Give back the full listing, character for character, with no pictures.
>> start Material shown
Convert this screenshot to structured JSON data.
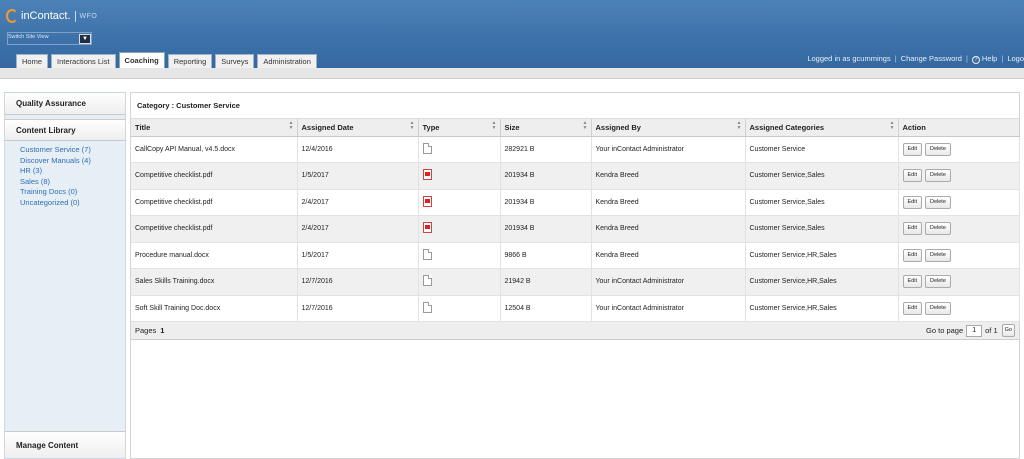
{
  "app": {
    "brand": "inContact.",
    "product": "WFO",
    "site_switch_label": "Switch Site View"
  },
  "tabs": [
    "Home",
    "Interactions List",
    "Coaching",
    "Reporting",
    "Surveys",
    "Administration"
  ],
  "active_tab": "Coaching",
  "userbar": {
    "logged_in": "Logged in as gcummings",
    "change_password": "Change Password",
    "help": "Help",
    "logout": "Logo"
  },
  "sidebar": {
    "quality": "Quality Assurance",
    "library": "Content Library",
    "items": [
      {
        "label": "Customer Service (7)"
      },
      {
        "label": "Discover Manuals (4)"
      },
      {
        "label": "HR (3)"
      },
      {
        "label": "Sales (8)"
      },
      {
        "label": "Training Docs (0)"
      },
      {
        "label": "Uncategorized (0)"
      }
    ],
    "manage": "Manage Content"
  },
  "main": {
    "category": "Category : Customer Service",
    "columns": [
      "Title",
      "Assigned Date",
      "Type",
      "Size",
      "Assigned By",
      "Assigned Categories",
      "Action"
    ],
    "rows": [
      {
        "title": "CallCopy API Manual, v4.5.docx",
        "date": "12/4/2016",
        "type": "doc-icon",
        "size": "282921 B",
        "by": "Your inContact Administrator",
        "cats": "Customer Service"
      },
      {
        "title": "Competitive checklist.pdf",
        "date": "1/5/2017",
        "type": "pdf-icon",
        "size": "201934 B",
        "by": "Kendra Breed",
        "cats": "Customer Service,Sales"
      },
      {
        "title": "Competitive checklist.pdf",
        "date": "2/4/2017",
        "type": "pdf-icon",
        "size": "201934 B",
        "by": "Kendra Breed",
        "cats": "Customer Service,Sales"
      },
      {
        "title": "Competitive checklist.pdf",
        "date": "2/4/2017",
        "type": "pdf-icon",
        "size": "201934 B",
        "by": "Kendra Breed",
        "cats": "Customer Service,Sales"
      },
      {
        "title": "Procedure manual.docx",
        "date": "1/5/2017",
        "type": "doc-icon",
        "size": "9866 B",
        "by": "Kendra Breed",
        "cats": "Customer Service,HR,Sales"
      },
      {
        "title": "Sales Skills Training.docx",
        "date": "12/7/2016",
        "type": "doc-icon",
        "size": "21942 B",
        "by": "Your inContact Administrator",
        "cats": "Customer Service,HR,Sales"
      },
      {
        "title": "Soft Skill Training Doc.docx",
        "date": "12/7/2016",
        "type": "doc-icon",
        "size": "12504 B",
        "by": "Your inContact Administrator",
        "cats": "Customer Service,HR,Sales"
      }
    ],
    "edit_label": "Edit",
    "delete_label": "Delete",
    "pager": {
      "pages_label": "Pages",
      "current": "1",
      "go_to_label": "Go to page",
      "of_label": "of 1",
      "go_label": "Go"
    }
  }
}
>> end Material shown
▸ **Result of this task**
Convert this screenshot to structured JSON data.
{
  "app": {
    "brand": "inContact.",
    "product": "WFO",
    "site_switch_label": "Switch Site View"
  },
  "tabs": [
    "Home",
    "Interactions List",
    "Coaching",
    "Reporting",
    "Surveys",
    "Administration"
  ],
  "active_tab": "Coaching",
  "userbar": {
    "logged_in": "Logged in as gcummings",
    "change_password": "Change Password",
    "help": "Help",
    "logout": "Logo"
  },
  "sidebar": {
    "quality": "Quality Assurance",
    "library": "Content Library",
    "items": [
      {
        "label": "Customer Service (7)"
      },
      {
        "label": "Discover Manuals (4)"
      },
      {
        "label": "HR (3)"
      },
      {
        "label": "Sales (8)"
      },
      {
        "label": "Training Docs (0)"
      },
      {
        "label": "Uncategorized (0)"
      }
    ],
    "manage": "Manage Content"
  },
  "main": {
    "category": "Category : Customer Service",
    "columns": [
      "Title",
      "Assigned Date",
      "Type",
      "Size",
      "Assigned By",
      "Assigned Categories",
      "Action"
    ],
    "rows": [
      {
        "title": "CallCopy API Manual, v4.5.docx",
        "date": "12/4/2016",
        "type": "doc-icon",
        "size": "282921 B",
        "by": "Your inContact Administrator",
        "cats": "Customer Service"
      },
      {
        "title": "Competitive checklist.pdf",
        "date": "1/5/2017",
        "type": "pdf-icon",
        "size": "201934 B",
        "by": "Kendra Breed",
        "cats": "Customer Service,Sales"
      },
      {
        "title": "Competitive checklist.pdf",
        "date": "2/4/2017",
        "type": "pdf-icon",
        "size": "201934 B",
        "by": "Kendra Breed",
        "cats": "Customer Service,Sales"
      },
      {
        "title": "Competitive checklist.pdf",
        "date": "2/4/2017",
        "type": "pdf-icon",
        "size": "201934 B",
        "by": "Kendra Breed",
        "cats": "Customer Service,Sales"
      },
      {
        "title": "Procedure manual.docx",
        "date": "1/5/2017",
        "type": "doc-icon",
        "size": "9866 B",
        "by": "Kendra Breed",
        "cats": "Customer Service,HR,Sales"
      },
      {
        "title": "Sales Skills Training.docx",
        "date": "12/7/2016",
        "type": "doc-icon",
        "size": "21942 B",
        "by": "Your inContact Administrator",
        "cats": "Customer Service,HR,Sales"
      },
      {
        "title": "Soft Skill Training Doc.docx",
        "date": "12/7/2016",
        "type": "doc-icon",
        "size": "12504 B",
        "by": "Your inContact Administrator",
        "cats": "Customer Service,HR,Sales"
      }
    ],
    "edit_label": "Edit",
    "delete_label": "Delete",
    "pager": {
      "pages_label": "Pages",
      "current": "1",
      "go_to_label": "Go to page",
      "of_label": "of 1",
      "go_label": "Go"
    }
  }
}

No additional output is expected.